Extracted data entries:
— Begin —

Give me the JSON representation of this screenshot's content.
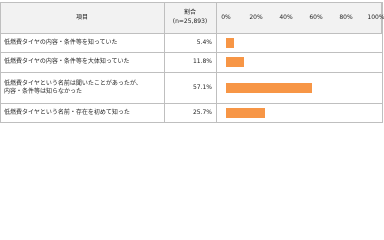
{
  "chart_data": {
    "type": "bar",
    "item_header": "項目",
    "share_header": "割合",
    "n_header": "(n=25,893)",
    "categories": [
      "低燃費タイヤの内容・条件等を知っていた",
      "低燃費タイヤの内容・条件等を大体知っていた",
      "低燃費タイヤという名前は聞いたことがあったが、\n内容・条件等は知らなかった",
      "低燃費タイヤという名前・存在を初めて知った"
    ],
    "values": [
      5.4,
      11.8,
      57.1,
      25.7
    ],
    "value_labels": [
      "5.4%",
      "11.8%",
      "57.1%",
      "25.7%"
    ],
    "color": "#f79646",
    "xlim": [
      0,
      100
    ],
    "xticks": [
      {
        "value": 0,
        "label": "0%"
      },
      {
        "value": 20,
        "label": "20%"
      },
      {
        "value": 40,
        "label": "40%"
      },
      {
        "value": 60,
        "label": "60%"
      },
      {
        "value": 80,
        "label": "80%"
      },
      {
        "value": 100,
        "label": "100%"
      }
    ]
  }
}
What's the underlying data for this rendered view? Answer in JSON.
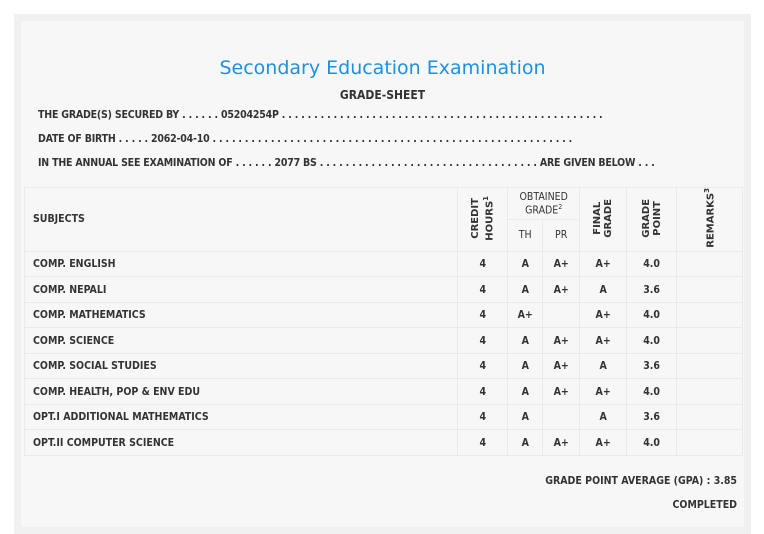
{
  "title": "Secondary Education Examination",
  "subtitle": "GRADE-SHEET",
  "info": {
    "line1": "THE GRADE(S) SECURED BY . . . . . . 05204254P . . . . . . . . . . . . . . . . . . . . . . . . . . . . . . . . . . . . . . . . . . . . . . . . . .",
    "line2": "DATE OF BIRTH . . . . . 2062-04-10 . . . . . . . . . . . . . . . . . . . . . . . . . . . . . . . . . . . . . . . . . . . . . . . . . . . . . . . .",
    "line3": "IN THE ANNUAL SEE EXAMINATION OF . . . . . . 2077 BS . . . . . . . . . . . . . . . . . . . . . . . . . . . . . . . . . . ARE GIVEN BELOW . . ."
  },
  "headers": {
    "subjects": "SUBJECTS",
    "credit": "CREDIT HOURS",
    "credit_sup": "1",
    "obtained": "OBTAINED GRADE",
    "obtained_sup": "2",
    "th": "TH",
    "pr": "PR",
    "final": "FINAL GRADE",
    "gp": "GRADE POINT",
    "remarks": "REMARKS",
    "remarks_sup": "3"
  },
  "rows": [
    {
      "subject": "COMP. ENGLISH",
      "credit": "4",
      "th": "A",
      "pr": "A+",
      "final": "A+",
      "gp": "4.0",
      "remarks": ""
    },
    {
      "subject": "COMP. NEPALI",
      "credit": "4",
      "th": "A",
      "pr": "A+",
      "final": "A",
      "gp": "3.6",
      "remarks": ""
    },
    {
      "subject": "COMP. MATHEMATICS",
      "credit": "4",
      "th": "A+",
      "pr": "",
      "final": "A+",
      "gp": "4.0",
      "remarks": ""
    },
    {
      "subject": "COMP. SCIENCE",
      "credit": "4",
      "th": "A",
      "pr": "A+",
      "final": "A+",
      "gp": "4.0",
      "remarks": ""
    },
    {
      "subject": "COMP. SOCIAL STUDIES",
      "credit": "4",
      "th": "A",
      "pr": "A+",
      "final": "A",
      "gp": "3.6",
      "remarks": ""
    },
    {
      "subject": "COMP. HEALTH, POP & ENV EDU",
      "credit": "4",
      "th": "A",
      "pr": "A+",
      "final": "A+",
      "gp": "4.0",
      "remarks": ""
    },
    {
      "subject": "OPT.I ADDITIONAL MATHEMATICS",
      "credit": "4",
      "th": "A",
      "pr": "",
      "final": "A",
      "gp": "3.6",
      "remarks": ""
    },
    {
      "subject": "OPT.II COMPUTER SCIENCE",
      "credit": "4",
      "th": "A",
      "pr": "A+",
      "final": "A+",
      "gp": "4.0",
      "remarks": ""
    }
  ],
  "gpa": "GRADE POINT AVERAGE (GPA) : 3.85",
  "status": "COMPLETED"
}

— End —

Your answer should be a single number: the count of lines holding the word "this".

2